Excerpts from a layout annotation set

--

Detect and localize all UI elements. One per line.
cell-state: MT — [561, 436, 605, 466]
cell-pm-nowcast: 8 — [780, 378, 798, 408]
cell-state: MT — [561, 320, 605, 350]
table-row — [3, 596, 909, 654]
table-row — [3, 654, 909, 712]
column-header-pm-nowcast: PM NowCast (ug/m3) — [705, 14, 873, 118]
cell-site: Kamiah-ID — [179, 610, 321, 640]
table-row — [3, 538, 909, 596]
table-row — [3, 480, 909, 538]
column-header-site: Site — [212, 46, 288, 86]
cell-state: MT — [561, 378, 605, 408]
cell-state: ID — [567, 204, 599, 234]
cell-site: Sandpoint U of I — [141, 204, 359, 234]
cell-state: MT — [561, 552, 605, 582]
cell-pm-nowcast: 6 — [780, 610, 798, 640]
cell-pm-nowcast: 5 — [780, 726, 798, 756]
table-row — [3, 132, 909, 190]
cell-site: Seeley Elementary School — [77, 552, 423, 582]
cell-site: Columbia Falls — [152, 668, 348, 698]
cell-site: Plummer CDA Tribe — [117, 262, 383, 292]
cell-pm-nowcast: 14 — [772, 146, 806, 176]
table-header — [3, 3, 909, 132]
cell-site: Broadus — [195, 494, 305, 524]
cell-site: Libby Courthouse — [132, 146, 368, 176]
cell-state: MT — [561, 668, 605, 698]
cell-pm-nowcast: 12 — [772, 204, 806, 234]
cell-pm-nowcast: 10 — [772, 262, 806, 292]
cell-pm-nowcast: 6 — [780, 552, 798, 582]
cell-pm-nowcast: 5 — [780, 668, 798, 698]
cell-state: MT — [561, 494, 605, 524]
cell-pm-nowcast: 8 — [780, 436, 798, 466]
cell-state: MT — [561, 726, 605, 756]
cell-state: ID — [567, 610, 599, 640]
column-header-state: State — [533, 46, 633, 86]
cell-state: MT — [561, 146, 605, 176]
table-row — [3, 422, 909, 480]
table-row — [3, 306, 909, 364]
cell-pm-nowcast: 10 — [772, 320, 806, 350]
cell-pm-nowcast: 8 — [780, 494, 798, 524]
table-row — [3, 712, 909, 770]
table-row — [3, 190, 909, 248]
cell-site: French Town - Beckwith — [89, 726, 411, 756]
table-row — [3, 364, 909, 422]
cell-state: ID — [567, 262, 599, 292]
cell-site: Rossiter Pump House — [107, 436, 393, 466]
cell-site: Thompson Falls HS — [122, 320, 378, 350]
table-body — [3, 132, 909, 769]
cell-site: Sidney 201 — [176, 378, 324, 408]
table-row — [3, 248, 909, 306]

--

### WHAT YOU HAVE TO DO
Copy out every line of the listing above, character for character, keeping the original order.

### SOLUTION FOR THIS PROBLEM
Detect and localize all UI elements. One per line.
cell-state: MT — [561, 436, 605, 466]
cell-pm-nowcast: 8 — [780, 378, 798, 408]
cell-state: MT — [561, 320, 605, 350]
table-row — [3, 596, 909, 654]
table-row — [3, 654, 909, 712]
column-header-pm-nowcast: PM NowCast (ug/m3) — [705, 14, 873, 118]
cell-site: Kamiah-ID — [179, 610, 321, 640]
table-row — [3, 538, 909, 596]
table-row — [3, 480, 909, 538]
column-header-site: Site — [212, 46, 288, 86]
cell-state: MT — [561, 378, 605, 408]
cell-state: ID — [567, 204, 599, 234]
cell-site: Sandpoint U of I — [141, 204, 359, 234]
cell-state: MT — [561, 552, 605, 582]
cell-pm-nowcast: 6 — [780, 610, 798, 640]
cell-pm-nowcast: 5 — [780, 726, 798, 756]
table-row — [3, 132, 909, 190]
cell-site: Seeley Elementary School — [77, 552, 423, 582]
cell-site: Columbia Falls — [152, 668, 348, 698]
cell-site: Plummer CDA Tribe — [117, 262, 383, 292]
cell-pm-nowcast: 14 — [772, 146, 806, 176]
table-header — [3, 3, 909, 132]
cell-site: Broadus — [195, 494, 305, 524]
cell-site: Libby Courthouse — [132, 146, 368, 176]
cell-state: MT — [561, 668, 605, 698]
cell-pm-nowcast: 12 — [772, 204, 806, 234]
cell-pm-nowcast: 10 — [772, 262, 806, 292]
cell-pm-nowcast: 6 — [780, 552, 798, 582]
cell-pm-nowcast: 5 — [780, 668, 798, 698]
cell-state: MT — [561, 494, 605, 524]
cell-pm-nowcast: 8 — [780, 436, 798, 466]
cell-state: MT — [561, 726, 605, 756]
cell-state: ID — [567, 610, 599, 640]
column-header-state: State — [533, 46, 633, 86]
cell-state: MT — [561, 146, 605, 176]
table-row — [3, 422, 909, 480]
table-row — [3, 306, 909, 364]
cell-pm-nowcast: 10 — [772, 320, 806, 350]
cell-pm-nowcast: 8 — [780, 494, 798, 524]
table-row — [3, 712, 909, 770]
table-row — [3, 190, 909, 248]
cell-site: French Town - Beckwith — [89, 726, 411, 756]
table-row — [3, 364, 909, 422]
cell-state: ID — [567, 262, 599, 292]
cell-site: Rossiter Pump House — [107, 436, 393, 466]
cell-site: Thompson Falls HS — [122, 320, 378, 350]
table-body — [3, 132, 909, 769]
cell-site: Sidney 201 — [176, 378, 324, 408]
table-row — [3, 248, 909, 306]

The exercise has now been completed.